Saved entries:
───
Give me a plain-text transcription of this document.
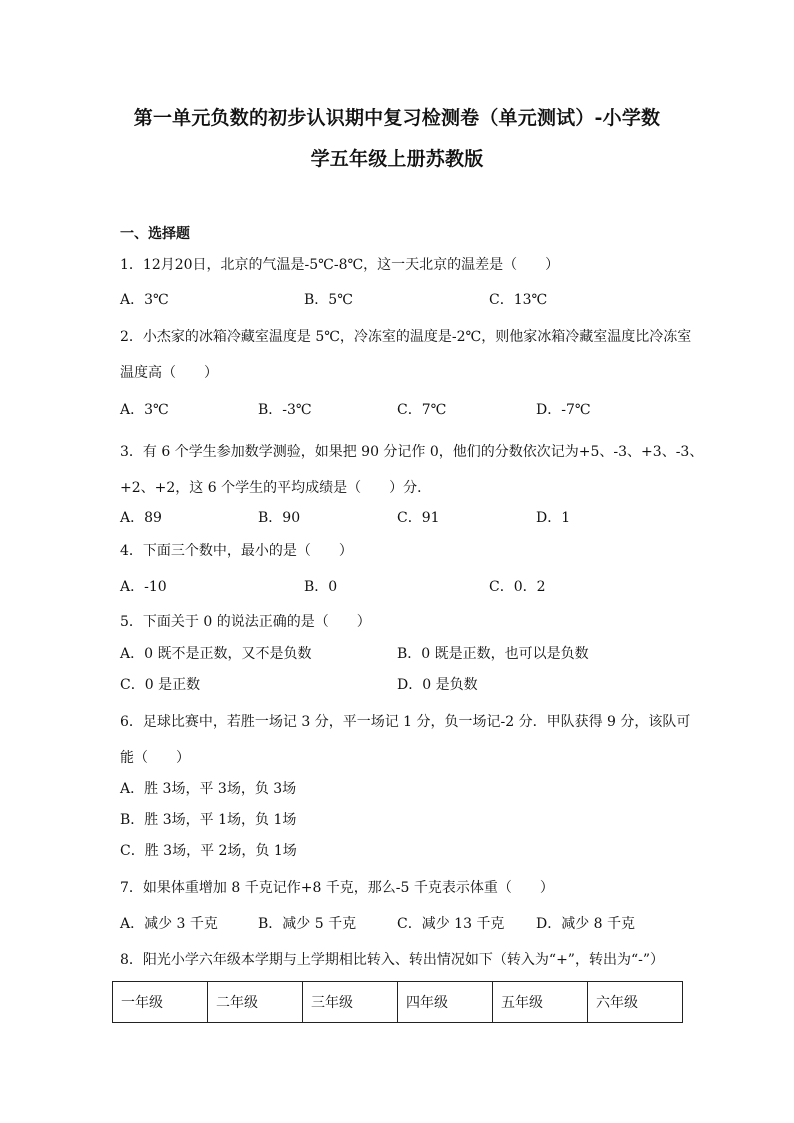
第一单元负数的初步认识期中复习检测卷（单元测试）-小学数
学五年级上册苏教版
一、选择题
1．12月20日，北京的气温是-5℃-8℃，这一天北京的温差是（　　）
A．3℃	B．5℃	C．13℃
2．小杰家的冰箱冷藏室温度是 5℃，冷冻室的温度是-2℃，则他家冰箱冷藏室温度比冷冻室
温度高（　　）
A．3℃	B．-3℃	C．7℃	D．-7℃
3．有 6 个学生参加数学测验，如果把 90 分记作 0，他们的分数依次记为+5、-3、+3、-3、
+2、+2，这 6 个学生的平均成绩是（　　）分．
A．89	B．90	C．91	D．1
4．下面三个数中，最小的是（　　）
A．-10	B．0	C．0．2
5．下面关于 0 的说法正确的是（　　）
A．0 既不是正数，又不是负数	B．0 既是正数，也可以是负数
C．0 是正数	D．0 是负数
6．足球比赛中，若胜一场记 3 分，平一场记 1 分，负一场记-2 分．甲队获得 9 分，该队可
能（　　）
A．胜 3场，平 3场，负 3场
B．胜 3场，平 1场，负 1场
C．胜 3场，平 2场，负 1场
7．如果体重增加 8 千克记作+8 千克，那么-5 千克表示体重（　　）
A．减少 3 千克	B．减少 5 千克	C．减少 13 千克 D．减少 8 千克
8．阳光小学六年级本学期与上学期相比转入、转出情况如下（转入为“+”，转出为“-”）
一年级	二年级	三年级	四年级	五年级	六年级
───
Reproduce all of the material exactly, apart from the pictures.

Give me a plain-text transcription of this document.
第一单元负数的初步认识期中复习检测卷（单元测试）-小学数
学五年级上册苏教版
一、选择题
1．12月20日，北京的气温是-5℃-8℃，这一天北京的温差是（　　）
A．3℃	B．5℃	C．13℃
2．小杰家的冰箱冷藏室温度是 5℃，冷冻室的温度是-2℃，则他家冰箱冷藏室温度比冷冻室
温度高（　　）
A．3℃	B．-3℃	C．7℃	D．-7℃
3．有 6 个学生参加数学测验，如果把 90 分记作 0，他们的分数依次记为+5、-3、+3、-3、
+2、+2，这 6 个学生的平均成绩是（　　）分．
A．89	B．90	C．91	D．1
4．下面三个数中，最小的是（　　）
A．-10	B．0	C．0．2
5．下面关于 0 的说法正确的是（　　）
A．0 既不是正数，又不是负数	B．0 既是正数，也可以是负数
C．0 是正数	D．0 是负数
6．足球比赛中，若胜一场记 3 分，平一场记 1 分，负一场记-2 分．甲队获得 9 分，该队可
能（　　）
A．胜 3场，平 3场，负 3场
B．胜 3场，平 1场，负 1场
C．胜 3场，平 2场，负 1场
7．如果体重增加 8 千克记作+8 千克，那么-5 千克表示体重（　　）
A．减少 3 千克	B．减少 5 千克	C．减少 13 千克 D．减少 8 千克
8．阳光小学六年级本学期与上学期相比转入、转出情况如下（转入为“+”，转出为“-”）
一年级	二年级	三年级	四年级	五年级	六年级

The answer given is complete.